■ **Exercise details**: Pick out and copy every line below that has the word "system".
....
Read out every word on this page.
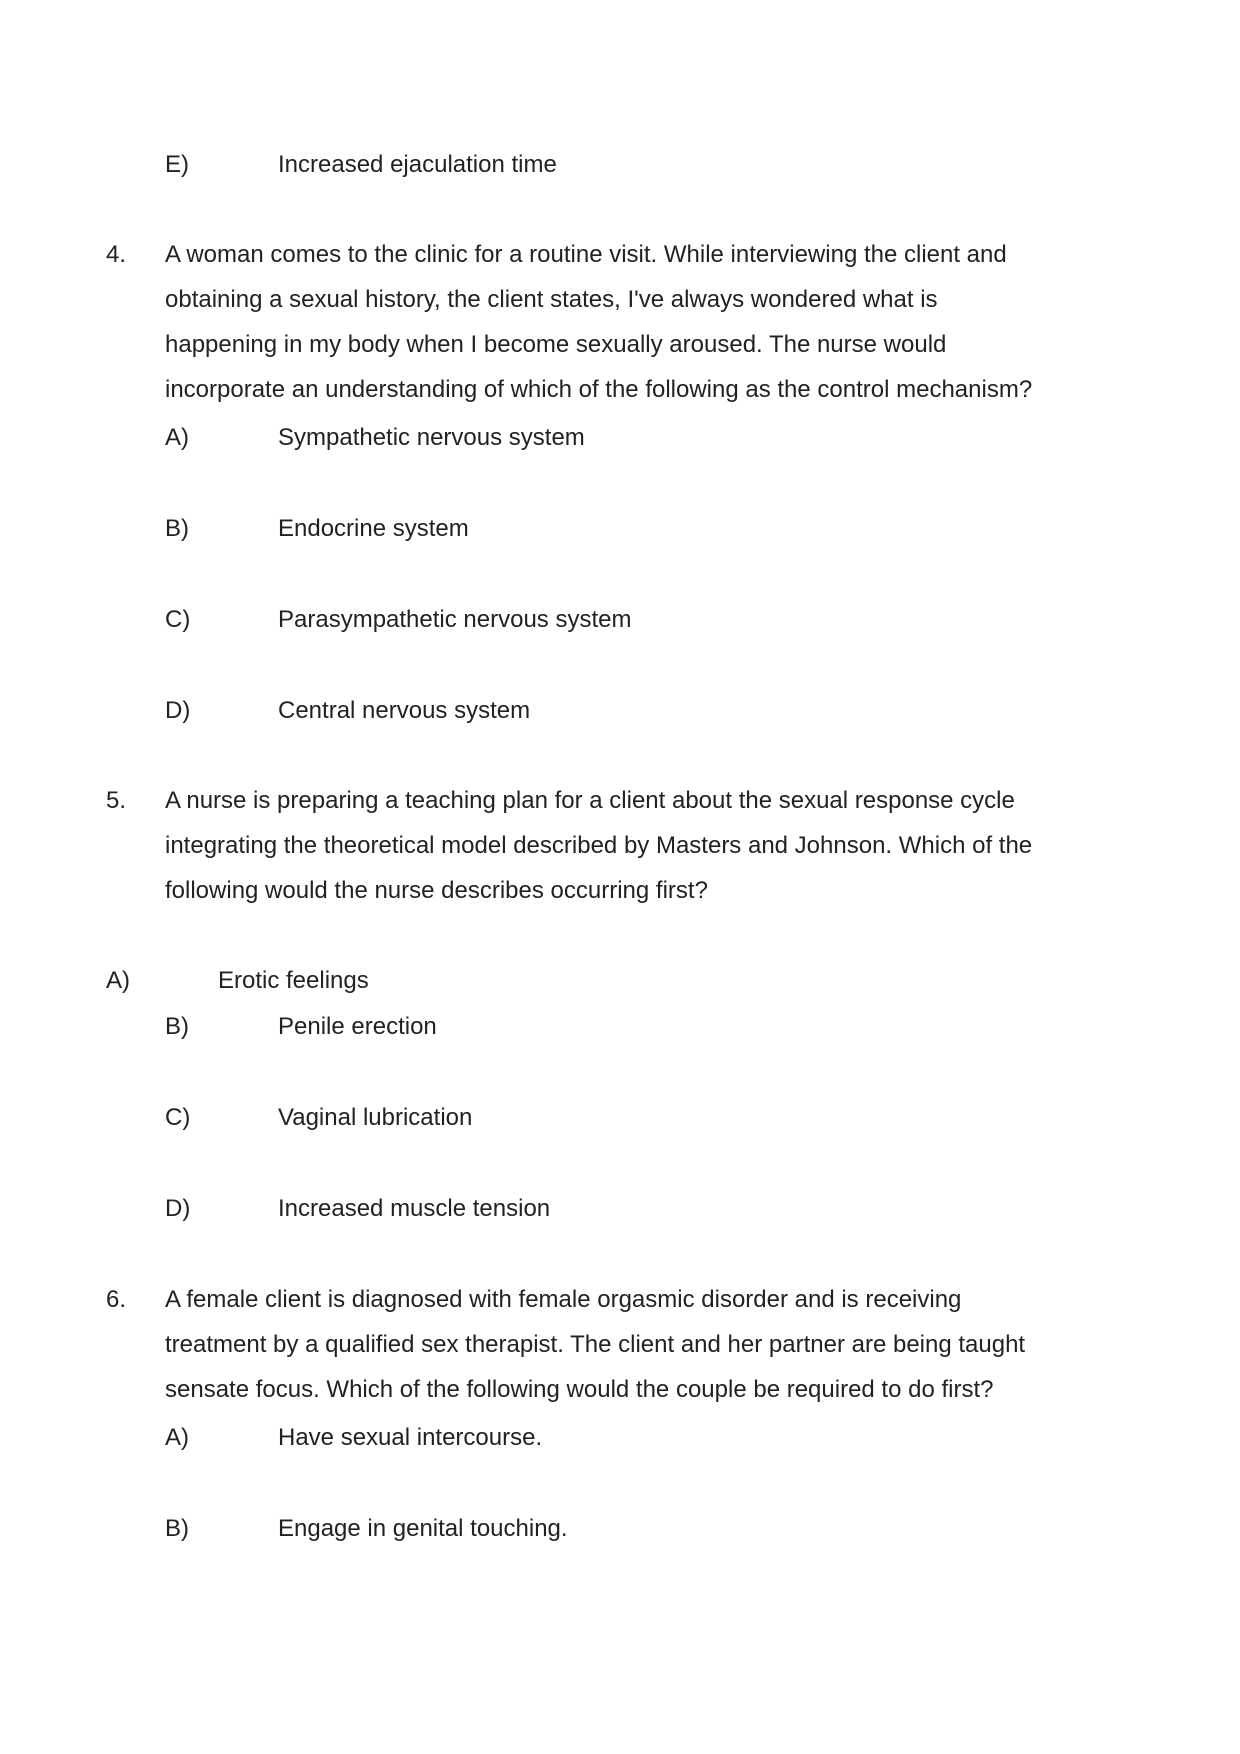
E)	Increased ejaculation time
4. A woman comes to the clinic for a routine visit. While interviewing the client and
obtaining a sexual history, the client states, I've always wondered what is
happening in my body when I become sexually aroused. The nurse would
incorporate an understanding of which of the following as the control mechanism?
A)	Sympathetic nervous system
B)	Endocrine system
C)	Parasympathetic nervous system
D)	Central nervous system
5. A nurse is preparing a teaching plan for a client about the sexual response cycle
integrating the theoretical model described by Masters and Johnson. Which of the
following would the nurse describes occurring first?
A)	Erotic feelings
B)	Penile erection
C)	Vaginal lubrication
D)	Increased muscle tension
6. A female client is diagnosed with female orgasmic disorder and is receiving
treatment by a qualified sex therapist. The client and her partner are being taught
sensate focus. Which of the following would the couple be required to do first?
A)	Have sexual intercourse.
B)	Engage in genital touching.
....
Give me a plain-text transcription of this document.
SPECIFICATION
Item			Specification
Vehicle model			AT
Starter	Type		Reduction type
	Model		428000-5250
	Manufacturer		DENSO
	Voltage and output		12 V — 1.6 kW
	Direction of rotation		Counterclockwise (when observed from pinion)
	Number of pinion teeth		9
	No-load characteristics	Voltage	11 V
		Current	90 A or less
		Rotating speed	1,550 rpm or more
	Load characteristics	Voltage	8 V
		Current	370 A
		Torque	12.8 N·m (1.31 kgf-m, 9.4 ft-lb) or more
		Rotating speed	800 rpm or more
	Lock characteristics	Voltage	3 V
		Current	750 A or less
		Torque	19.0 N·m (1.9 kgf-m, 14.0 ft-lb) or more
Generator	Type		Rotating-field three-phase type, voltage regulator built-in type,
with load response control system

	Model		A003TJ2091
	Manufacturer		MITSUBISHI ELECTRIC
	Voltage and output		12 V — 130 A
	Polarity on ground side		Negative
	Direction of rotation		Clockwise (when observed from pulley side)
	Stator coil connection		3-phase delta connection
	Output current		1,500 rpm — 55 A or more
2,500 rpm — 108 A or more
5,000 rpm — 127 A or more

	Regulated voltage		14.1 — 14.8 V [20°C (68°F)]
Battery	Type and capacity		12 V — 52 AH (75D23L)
....
■ **The solution**:
A)	Sympathetic nervous system
B)	Endocrine system
C)	Parasympathetic nervous system
D)	Central nervous system
with load response control system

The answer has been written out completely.